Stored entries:
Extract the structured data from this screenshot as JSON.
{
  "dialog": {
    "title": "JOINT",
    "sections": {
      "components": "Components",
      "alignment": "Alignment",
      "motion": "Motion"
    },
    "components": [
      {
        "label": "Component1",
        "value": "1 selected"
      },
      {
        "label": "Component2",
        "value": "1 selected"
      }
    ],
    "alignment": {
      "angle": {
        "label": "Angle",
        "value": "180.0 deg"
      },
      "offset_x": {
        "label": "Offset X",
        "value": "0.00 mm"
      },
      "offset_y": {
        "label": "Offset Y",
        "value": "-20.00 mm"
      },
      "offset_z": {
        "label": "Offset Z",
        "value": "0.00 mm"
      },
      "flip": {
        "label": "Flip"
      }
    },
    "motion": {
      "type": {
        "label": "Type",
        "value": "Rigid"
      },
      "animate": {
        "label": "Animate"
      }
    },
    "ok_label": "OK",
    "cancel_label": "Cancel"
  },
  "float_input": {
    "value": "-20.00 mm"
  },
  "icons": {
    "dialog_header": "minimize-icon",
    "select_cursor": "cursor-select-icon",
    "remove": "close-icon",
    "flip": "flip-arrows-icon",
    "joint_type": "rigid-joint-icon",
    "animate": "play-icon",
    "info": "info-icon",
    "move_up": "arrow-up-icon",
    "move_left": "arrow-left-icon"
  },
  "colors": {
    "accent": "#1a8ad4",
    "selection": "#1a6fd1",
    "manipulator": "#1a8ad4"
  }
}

## AIM
Output all of the data again, exactly.

## WRITTEN RESPONSE
Extract the structured data from this screenshot as JSON.
{
  "dialog": {
    "title": "JOINT",
    "sections": {
      "components": "Components",
      "alignment": "Alignment",
      "motion": "Motion"
    },
    "components": [
      {
        "label": "Component1",
        "value": "1 selected"
      },
      {
        "label": "Component2",
        "value": "1 selected"
      }
    ],
    "alignment": {
      "angle": {
        "label": "Angle",
        "value": "180.0 deg"
      },
      "offset_x": {
        "label": "Offset X",
        "value": "0.00 mm"
      },
      "offset_y": {
        "label": "Offset Y",
        "value": "-20.00 mm"
      },
      "offset_z": {
        "label": "Offset Z",
        "value": "0.00 mm"
      },
      "flip": {
        "label": "Flip"
      }
    },
    "motion": {
      "type": {
        "label": "Type",
        "value": "Rigid"
      },
      "animate": {
        "label": "Animate"
      }
    },
    "ok_label": "OK",
    "cancel_label": "Cancel"
  },
  "float_input": {
    "value": "-20.00 mm"
  },
  "icons": {
    "dialog_header": "minimize-icon",
    "select_cursor": "cursor-select-icon",
    "remove": "close-icon",
    "flip": "flip-arrows-icon",
    "joint_type": "rigid-joint-icon",
    "animate": "play-icon",
    "info": "info-icon",
    "move_up": "arrow-up-icon",
    "move_left": "arrow-left-icon"
  },
  "colors": {
    "accent": "#1a8ad4",
    "selection": "#1a6fd1",
    "manipulator": "#1a8ad4"
  }
}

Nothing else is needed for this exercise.